** Start Excerpt to read **
0

I want to know how to declare the exact size of storage in C , if I use array or do the memory allocation such as malloc , they all need to decide the size previously . In this situation , I will declare a very large size to prevent the overflow , but it still have probability to happened .

For example

If I want to split an text file to words , I need to declare a char ** to store the word string , but I can't know how much words will be split ?

If I want to read the file content into a array

I need to declare a large buffer to store

buffer = malloc(sizeof(char)*1000);

Any better or correct solutions? thanks

#include <stdio.h>
#include <stdlib.h>

void read_chars(char * file_name ,char * buffer);

int main(int argc ,char * argv[])
{
    char * buffer ;
    buffer = malloc(sizeof(char)*1000);
    read_chars(argv[1],buffer);
    printf("%s",buffer);
}

void read_chars(char * file_name ,char * buffer)
{
    FILE * input_file ;
    input_file = fopen(file_name,"r");
    int i = 0;
    char ch;
    while((ch = fgetc(input_file)) != EOF)
    {
        *(buffer+i) = ch;
        i++;
    }
    *(buffer+i) = '\0';
    fclose(input_file);
}
user2131116
  • 2,761
  • 6
  • 26
  • 33

2 Answers2

4

The point of a buffer is (usually) to be a fixed size and allow you to read data in chunks. If you are reading a file then you shouldn't hold it all in memory unless you know the size of the file and it's not too big.

Declare a buffer size, traditionally a power of two, like 2048, and read the file into it in chunks, then run your logic on the chunk each time you read a block. You then use constant memory, can read any size file, and don't have to guess.

A downside is that you may have issues working with items that overlap the boundaries of buffers. You may have to work harder to get your logic to work in these cases.

Alternatively look at mmap to virtually map the whole file into memory (you still have to know how big it is though! But you can get the files size up-front.).
** End Excerpt to read **
** Start Records shown **
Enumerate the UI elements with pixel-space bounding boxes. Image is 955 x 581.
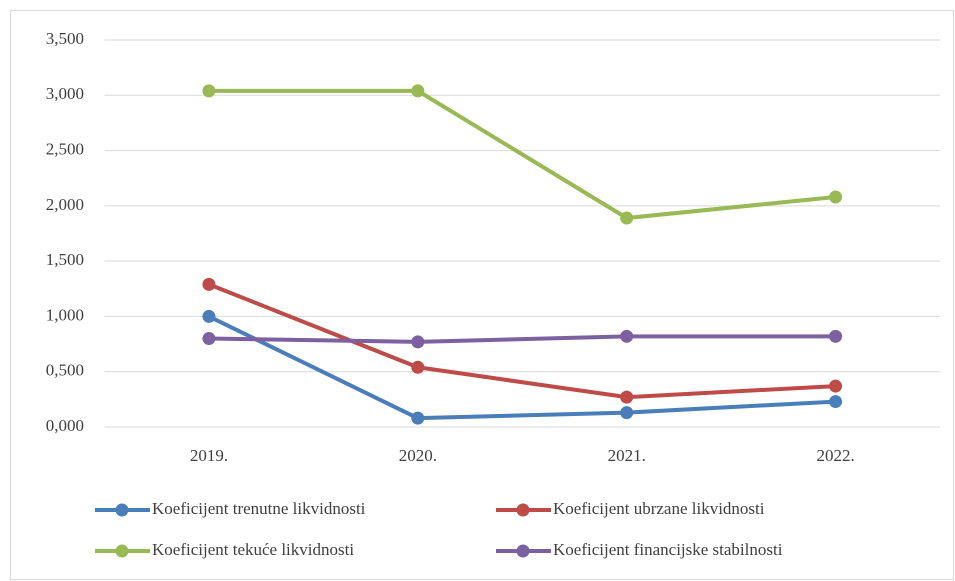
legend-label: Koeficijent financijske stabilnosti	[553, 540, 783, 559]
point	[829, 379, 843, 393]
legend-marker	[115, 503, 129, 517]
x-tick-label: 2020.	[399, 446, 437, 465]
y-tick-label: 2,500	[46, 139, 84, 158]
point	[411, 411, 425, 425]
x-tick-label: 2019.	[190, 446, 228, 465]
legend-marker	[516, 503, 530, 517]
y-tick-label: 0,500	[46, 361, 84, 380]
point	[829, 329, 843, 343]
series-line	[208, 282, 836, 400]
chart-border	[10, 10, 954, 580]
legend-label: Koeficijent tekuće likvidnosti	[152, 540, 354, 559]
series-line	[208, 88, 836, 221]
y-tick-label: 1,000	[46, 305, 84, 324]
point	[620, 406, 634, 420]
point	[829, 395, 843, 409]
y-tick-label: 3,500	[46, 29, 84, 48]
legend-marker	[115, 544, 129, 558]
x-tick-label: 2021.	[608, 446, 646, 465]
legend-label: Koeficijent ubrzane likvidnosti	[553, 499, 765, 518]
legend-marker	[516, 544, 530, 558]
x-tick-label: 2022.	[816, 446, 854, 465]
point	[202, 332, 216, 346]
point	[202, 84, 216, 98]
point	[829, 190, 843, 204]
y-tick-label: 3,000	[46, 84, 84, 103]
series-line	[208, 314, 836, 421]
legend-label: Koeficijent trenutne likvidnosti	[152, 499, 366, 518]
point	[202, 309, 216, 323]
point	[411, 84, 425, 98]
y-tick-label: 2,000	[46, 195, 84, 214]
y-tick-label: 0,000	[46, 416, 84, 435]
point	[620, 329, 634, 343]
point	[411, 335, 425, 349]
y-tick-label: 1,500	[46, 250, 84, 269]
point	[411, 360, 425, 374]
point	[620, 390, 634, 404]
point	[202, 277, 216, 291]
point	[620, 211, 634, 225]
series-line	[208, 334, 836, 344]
** End Records shown **
### Objectives
1 > Answer these from the C buffer-size thread:
(a) In the posted code, what expression is passed to malloc?
(b) What power-of-two buffer size does the reply give as a traditional example?
(c) Which function does the reply suggest for virtually mapping the whole file into memory?
2 > From the C buffer-size thread, pull out the passage starting with "The point of" and going on through "in these cases.", copied word for word.

### Answers for the exercise
1 >
(a) sizeof(char)*1000
(b) 2048
(c) mmap

2 >
The point of a buffer is (usually) to be a fixed size and allow you to read data in chunks. If you are reading a file then you shouldn't hold it all in memory unless you know the size of the file and it's not too big.

Declare a buffer size, traditionally a power of two, like 2048, and read the file into it in chunks, then run your logic on the chunk each time you read a block. You then use constant memory, can read any size file, and don't have to guess.

A downside is that you may have issues working with items that overlap the boundaries of buffers. You may have to work harder to get your logic to work in these cases.